> [Task brief]: All entries are to be given again verbatim.

>>>

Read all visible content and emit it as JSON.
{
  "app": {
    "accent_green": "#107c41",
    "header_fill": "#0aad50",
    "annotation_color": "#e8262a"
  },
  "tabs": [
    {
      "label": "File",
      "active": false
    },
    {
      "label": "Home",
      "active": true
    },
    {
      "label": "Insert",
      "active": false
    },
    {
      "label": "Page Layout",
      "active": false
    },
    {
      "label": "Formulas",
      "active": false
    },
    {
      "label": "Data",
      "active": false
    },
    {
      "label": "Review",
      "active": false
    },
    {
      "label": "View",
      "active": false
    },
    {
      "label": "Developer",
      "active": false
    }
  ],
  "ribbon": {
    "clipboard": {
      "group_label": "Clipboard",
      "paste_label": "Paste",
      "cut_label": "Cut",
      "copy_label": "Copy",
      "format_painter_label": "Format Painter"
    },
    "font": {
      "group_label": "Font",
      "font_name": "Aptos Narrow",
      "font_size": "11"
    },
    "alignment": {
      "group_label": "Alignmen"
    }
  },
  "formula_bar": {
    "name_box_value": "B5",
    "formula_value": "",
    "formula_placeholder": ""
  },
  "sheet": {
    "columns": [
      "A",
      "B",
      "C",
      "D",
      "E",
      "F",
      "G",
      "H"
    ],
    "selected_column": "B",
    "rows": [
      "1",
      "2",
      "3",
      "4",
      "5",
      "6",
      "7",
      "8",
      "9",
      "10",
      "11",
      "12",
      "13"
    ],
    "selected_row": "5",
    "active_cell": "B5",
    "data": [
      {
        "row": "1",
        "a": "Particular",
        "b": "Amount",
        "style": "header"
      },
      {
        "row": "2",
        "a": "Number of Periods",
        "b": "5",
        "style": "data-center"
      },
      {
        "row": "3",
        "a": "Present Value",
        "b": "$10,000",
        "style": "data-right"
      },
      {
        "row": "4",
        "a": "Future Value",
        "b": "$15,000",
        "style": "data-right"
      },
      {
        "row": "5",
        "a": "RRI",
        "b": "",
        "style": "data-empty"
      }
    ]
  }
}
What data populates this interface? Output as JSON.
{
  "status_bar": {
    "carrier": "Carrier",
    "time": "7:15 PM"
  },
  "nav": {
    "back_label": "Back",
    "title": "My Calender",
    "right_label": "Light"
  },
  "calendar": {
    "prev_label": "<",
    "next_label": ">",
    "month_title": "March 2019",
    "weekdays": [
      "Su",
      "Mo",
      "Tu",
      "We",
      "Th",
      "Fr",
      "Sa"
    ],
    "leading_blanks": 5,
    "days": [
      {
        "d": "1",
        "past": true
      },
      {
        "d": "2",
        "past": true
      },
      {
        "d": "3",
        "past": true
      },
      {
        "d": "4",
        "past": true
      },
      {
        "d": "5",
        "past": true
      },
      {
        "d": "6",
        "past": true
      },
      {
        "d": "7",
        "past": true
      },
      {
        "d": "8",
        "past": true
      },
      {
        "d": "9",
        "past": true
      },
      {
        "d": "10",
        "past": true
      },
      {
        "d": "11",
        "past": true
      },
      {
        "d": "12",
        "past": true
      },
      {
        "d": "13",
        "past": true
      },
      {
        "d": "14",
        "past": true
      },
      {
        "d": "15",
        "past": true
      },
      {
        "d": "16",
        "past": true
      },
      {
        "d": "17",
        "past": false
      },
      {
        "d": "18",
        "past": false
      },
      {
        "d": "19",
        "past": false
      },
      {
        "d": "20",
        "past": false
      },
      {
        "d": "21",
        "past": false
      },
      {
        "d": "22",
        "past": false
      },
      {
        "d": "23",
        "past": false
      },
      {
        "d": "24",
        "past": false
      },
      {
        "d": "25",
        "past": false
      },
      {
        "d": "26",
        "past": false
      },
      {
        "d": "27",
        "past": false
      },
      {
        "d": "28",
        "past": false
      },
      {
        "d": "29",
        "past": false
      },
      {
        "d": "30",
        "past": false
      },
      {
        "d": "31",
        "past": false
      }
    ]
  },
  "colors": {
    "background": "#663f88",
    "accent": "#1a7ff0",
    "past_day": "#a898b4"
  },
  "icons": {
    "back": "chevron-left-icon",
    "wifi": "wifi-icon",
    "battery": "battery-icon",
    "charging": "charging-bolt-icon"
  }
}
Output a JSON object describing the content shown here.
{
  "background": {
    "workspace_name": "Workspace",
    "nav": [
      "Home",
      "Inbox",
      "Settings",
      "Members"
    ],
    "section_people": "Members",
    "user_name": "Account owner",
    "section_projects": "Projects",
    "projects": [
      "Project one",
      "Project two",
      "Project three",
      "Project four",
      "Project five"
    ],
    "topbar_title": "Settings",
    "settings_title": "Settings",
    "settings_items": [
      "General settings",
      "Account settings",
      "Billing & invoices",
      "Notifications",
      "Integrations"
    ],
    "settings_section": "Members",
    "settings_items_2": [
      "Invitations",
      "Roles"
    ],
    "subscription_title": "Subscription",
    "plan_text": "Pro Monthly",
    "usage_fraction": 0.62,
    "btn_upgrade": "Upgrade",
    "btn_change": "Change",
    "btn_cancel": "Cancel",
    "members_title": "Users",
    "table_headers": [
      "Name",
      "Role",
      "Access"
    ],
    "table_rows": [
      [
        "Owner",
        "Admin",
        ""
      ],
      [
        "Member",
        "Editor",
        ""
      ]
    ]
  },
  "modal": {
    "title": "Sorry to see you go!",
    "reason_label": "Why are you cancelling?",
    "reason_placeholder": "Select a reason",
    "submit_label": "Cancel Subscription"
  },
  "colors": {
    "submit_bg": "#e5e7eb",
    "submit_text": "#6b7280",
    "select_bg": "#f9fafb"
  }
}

<<<

> [Solution below]:
Read all visible content and emit it as JSON.
{
  "app": {
    "accent_green": "#107c41",
    "header_fill": "#0aad50",
    "annotation_color": "#e8262a"
  },
  "tabs": [
    {
      "label": "File",
      "active": false
    },
    {
      "label": "Home",
      "active": true
    },
    {
      "label": "Insert",
      "active": false
    },
    {
      "label": "Page Layout",
      "active": false
    },
    {
      "label": "Formulas",
      "active": false
    },
    {
      "label": "Data",
      "active": false
    },
    {
      "label": "Review",
      "active": false
    },
    {
      "label": "View",
      "active": false
    },
    {
      "label": "Developer",
      "active": false
    }
  ],
  "ribbon": {
    "clipboard": {
      "group_label": "Clipboard",
      "paste_label": "Paste",
      "cut_label": "Cut",
      "copy_label": "Copy",
      "format_painter_label": "Format Painter"
    },
    "font": {
      "group_label": "Font",
      "font_name": "Aptos Narrow",
      "font_size": "11"
    },
    "alignment": {
      "group_label": "Alignmen"
    }
  },
  "formula_bar": {
    "name_box_value": "B5",
    "formula_value": "",
    "formula_placeholder": ""
  },
  "sheet": {
    "columns": [
      "A",
      "B",
      "C",
      "D",
      "E",
      "F",
      "G",
      "H"
    ],
    "selected_column": "B",
    "rows": [
      "1",
      "2",
      "3",
      "4",
      "5",
      "6",
      "7",
      "8",
      "9",
      "10",
      "11",
      "12",
      "13"
    ],
    "selected_row": "5",
    "active_cell": "B5",
    "data": [
      {
        "row": "1",
        "a": "Particular",
        "b": "Amount",
        "style": "header"
      },
      {
        "row": "2",
        "a": "Number of Periods",
        "b": "5",
        "style": "data-center"
      },
      {
        "row": "3",
        "a": "Present Value",
        "b": "$10,000",
        "style": "data-right"
      },
      {
        "row": "4",
        "a": "Future Value",
        "b": "$15,000",
        "style": "data-right"
      },
      {
        "row": "5",
        "a": "RRI",
        "b": "",
        "style": "data-empty"
      }
    ]
  }
}
What data populates this interface? Output as JSON.
{
  "status_bar": {
    "carrier": "Carrier",
    "time": "7:15 PM"
  },
  "nav": {
    "back_label": "Back",
    "title": "My Calender",
    "right_label": "Light"
  },
  "calendar": {
    "prev_label": "<",
    "next_label": ">",
    "month_title": "March 2019",
    "weekdays": [
      "Su",
      "Mo",
      "Tu",
      "We",
      "Th",
      "Fr",
      "Sa"
    ],
    "leading_blanks": 5,
    "days": [
      {
        "d": "1",
        "past": true
      },
      {
        "d": "2",
        "past": true
      },
      {
        "d": "3",
        "past": true
      },
      {
        "d": "4",
        "past": true
      },
      {
        "d": "5",
        "past": true
      },
      {
        "d": "6",
        "past": true
      },
      {
        "d": "7",
        "past": true
      },
      {
        "d": "8",
        "past": true
      },
      {
        "d": "9",
        "past": true
      },
      {
        "d": "10",
        "past": true
      },
      {
        "d": "11",
        "past": true
      },
      {
        "d": "12",
        "past": true
      },
      {
        "d": "13",
        "past": true
      },
      {
        "d": "14",
        "past": true
      },
      {
        "d": "15",
        "past": true
      },
      {
        "d": "16",
        "past": true
      },
      {
        "d": "17",
        "past": false
      },
      {
        "d": "18",
        "past": false
      },
      {
        "d": "19",
        "past": false
      },
      {
        "d": "20",
        "past": false
      },
      {
        "d": "21",
        "past": false
      },
      {
        "d": "22",
        "past": false
      },
      {
        "d": "23",
        "past": false
      },
      {
        "d": "24",
        "past": false
      },
      {
        "d": "25",
        "past": false
      },
      {
        "d": "26",
        "past": false
      },
      {
        "d": "27",
        "past": false
      },
      {
        "d": "28",
        "past": false
      },
      {
        "d": "29",
        "past": false
      },
      {
        "d": "30",
        "past": false
      },
      {
        "d": "31",
        "past": false
      }
    ]
  },
  "colors": {
    "background": "#663f88",
    "accent": "#1a7ff0",
    "past_day": "#a898b4"
  },
  "icons": {
    "back": "chevron-left-icon",
    "wifi": "wifi-icon",
    "battery": "battery-icon",
    "charging": "charging-bolt-icon"
  }
}
Output a JSON object describing the content shown here.
{
  "background": {
    "workspace_name": "Workspace",
    "nav": [
      "Home",
      "Inbox",
      "Settings",
      "Members"
    ],
    "section_people": "Members",
    "user_name": "Account owner",
    "section_projects": "Projects",
    "projects": [
      "Project one",
      "Project two",
      "Project three",
      "Project four",
      "Project five"
    ],
    "topbar_title": "Settings",
    "settings_title": "Settings",
    "settings_items": [
      "General settings",
      "Account settings",
      "Billing & invoices",
      "Notifications",
      "Integrations"
    ],
    "settings_section": "Members",
    "settings_items_2": [
      "Invitations",
      "Roles"
    ],
    "subscription_title": "Subscription",
    "plan_text": "Pro Monthly",
    "usage_fraction": 0.62,
    "btn_upgrade": "Upgrade",
    "btn_change": "Change",
    "btn_cancel": "Cancel",
    "members_title": "Users",
    "table_headers": [
      "Name",
      "Role",
      "Access"
    ],
    "table_rows": [
      [
        "Owner",
        "Admin",
        ""
      ],
      [
        "Member",
        "Editor",
        ""
      ]
    ]
  },
  "modal": {
    "title": "Sorry to see you go!",
    "reason_label": "Why are you cancelling?",
    "reason_placeholder": "Select a reason",
    "submit_label": "Cancel Subscription"
  },
  "colors": {
    "submit_bg": "#e5e7eb",
    "submit_text": "#6b7280",
    "select_bg": "#f9fafb"
  }
}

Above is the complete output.